Element region listings
== == ==
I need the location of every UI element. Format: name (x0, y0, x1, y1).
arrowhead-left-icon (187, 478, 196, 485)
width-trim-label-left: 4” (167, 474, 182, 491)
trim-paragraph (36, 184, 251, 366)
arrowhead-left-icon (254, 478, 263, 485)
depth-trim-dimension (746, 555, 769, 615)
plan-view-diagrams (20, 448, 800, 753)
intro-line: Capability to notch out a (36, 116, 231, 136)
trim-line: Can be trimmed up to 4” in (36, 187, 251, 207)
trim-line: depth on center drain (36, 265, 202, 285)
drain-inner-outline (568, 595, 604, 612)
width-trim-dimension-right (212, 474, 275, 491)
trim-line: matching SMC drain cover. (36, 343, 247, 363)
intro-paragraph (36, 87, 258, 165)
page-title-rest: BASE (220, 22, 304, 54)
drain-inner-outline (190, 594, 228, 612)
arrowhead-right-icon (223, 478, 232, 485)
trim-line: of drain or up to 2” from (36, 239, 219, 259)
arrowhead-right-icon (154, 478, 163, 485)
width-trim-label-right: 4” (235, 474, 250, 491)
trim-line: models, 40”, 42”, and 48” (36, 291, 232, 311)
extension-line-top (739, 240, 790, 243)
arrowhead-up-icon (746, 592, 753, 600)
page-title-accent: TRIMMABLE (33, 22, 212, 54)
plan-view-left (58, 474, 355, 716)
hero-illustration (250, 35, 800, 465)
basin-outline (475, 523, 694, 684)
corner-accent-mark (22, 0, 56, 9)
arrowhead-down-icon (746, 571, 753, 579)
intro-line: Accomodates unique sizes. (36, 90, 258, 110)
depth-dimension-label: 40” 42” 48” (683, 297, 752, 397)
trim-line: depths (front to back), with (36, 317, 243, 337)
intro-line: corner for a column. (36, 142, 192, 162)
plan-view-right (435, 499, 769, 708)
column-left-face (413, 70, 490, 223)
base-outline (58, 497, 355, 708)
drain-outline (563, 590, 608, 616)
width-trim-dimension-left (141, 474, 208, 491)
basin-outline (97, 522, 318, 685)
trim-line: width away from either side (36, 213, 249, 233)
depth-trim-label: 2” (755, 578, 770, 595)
== == ==
→ Directions for this task:
Repeat the records verbatim, starting at their first line and stopping after the line that contains "intro-line: Capability to".

→ Finished answer:
I need the location of every UI element. Format: name (x0, y0, x1, y1).
arrowhead-left-icon (187, 478, 196, 485)
width-trim-label-left: 4” (167, 474, 182, 491)
trim-paragraph (36, 184, 251, 366)
arrowhead-left-icon (254, 478, 263, 485)
depth-trim-dimension (746, 555, 769, 615)
plan-view-diagrams (20, 448, 800, 753)
intro-line: Capability to notch out a (36, 116, 231, 136)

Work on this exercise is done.